■ Exercise goal:
Output all the entries word for word. Omit the pictures.

■ Data records:

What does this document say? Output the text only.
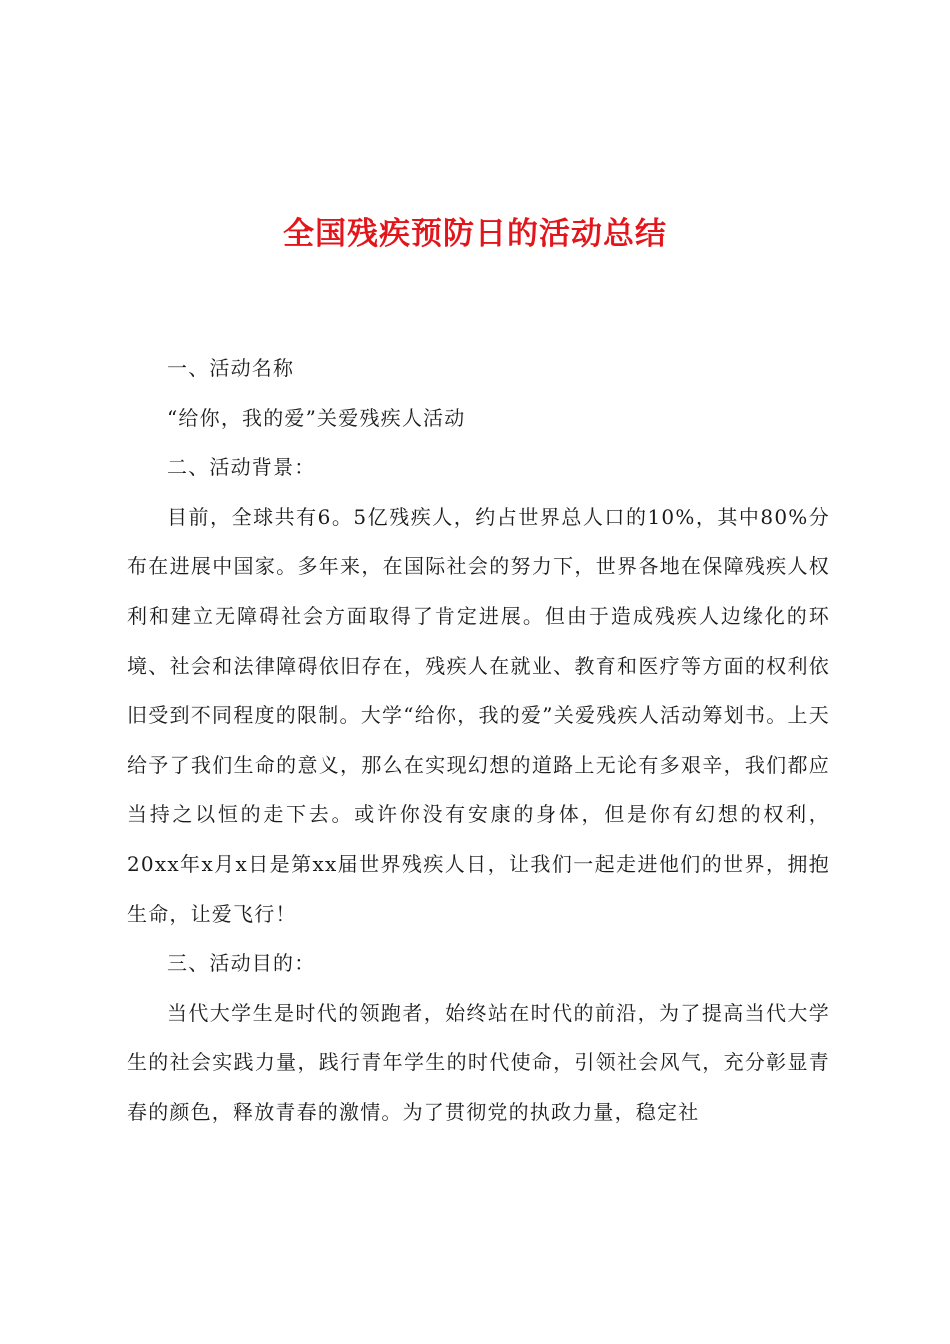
全国残疾预防日的活动总结

一、活动名称

“给你，我的爱”关爱残疾人活动

二、活动背景：

目前，全球共有6。5亿残疾人，约占世界总人口的10%，其中80%分布在进展中国家。多年来，在国际社会的努力下，世界各地在保障残疾人权利和建立无障碍社会方面取得了肯定进展。但由于造成残疾人边缘化的环境、社会和法律障碍依旧存在，残疾人在就业、教育和医疗等方面的权利依旧受到不同程度的限制。大学“给你，我的爱”关爱残疾人活动筹划书。上天给予了我们生命的意义，那么在实现幻想的道路上无论有多艰辛，我们都应当持之以恒的走下去。或许你没有安康的身体，但是你有幻想的权利，20xx年x月x日是第xx届世界残疾人日，让我们一起走进他们的世界，拥抱生命，让爱飞行！

三、活动目的：

当代大学生是时代的领跑者，始终站在时代的前沿，为了提高当代大学生的社会实践力量，践行青年学生的时代使命，引领社会风气，充分彰显青春的颜色，释放青春的激情。为了贯彻党的执政力量，稳定社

■ Output of the task:
What does this document say? Output the text only.
全国残疾预防日的活动总结

一、活动名称

“给你，我的爱”关爱残疾人活动

二、活动背景：

目前，全球共有6。5亿残疾人，约占世界总人口的10%，其中80%分布在进展中国家。多年来，在国际社会的努力下，世界各地在保障残疾人权利和建立无障碍社会方面取得了肯定进展。但由于造成残疾人边缘化的环境、社会和法律障碍依旧存在，残疾人在就业、教育和医疗等方面的权利依旧受到不同程度的限制。大学“给你，我的爱”关爱残疾人活动筹划书。上天给予了我们生命的意义，那么在实现幻想的道路上无论有多艰辛，我们都应当持之以恒的走下去。或许你没有安康的身体，但是你有幻想的权利，20xx年x月x日是第xx届世界残疾人日，让我们一起走进他们的世界，拥抱生命，让爱飞行！

三、活动目的：

当代大学生是时代的领跑者，始终站在时代的前沿，为了提高当代大学生的社会实践力量，践行青年学生的时代使命，引领社会风气，充分彰显青春的颜色，释放青春的激情。为了贯彻党的执政力量，稳定社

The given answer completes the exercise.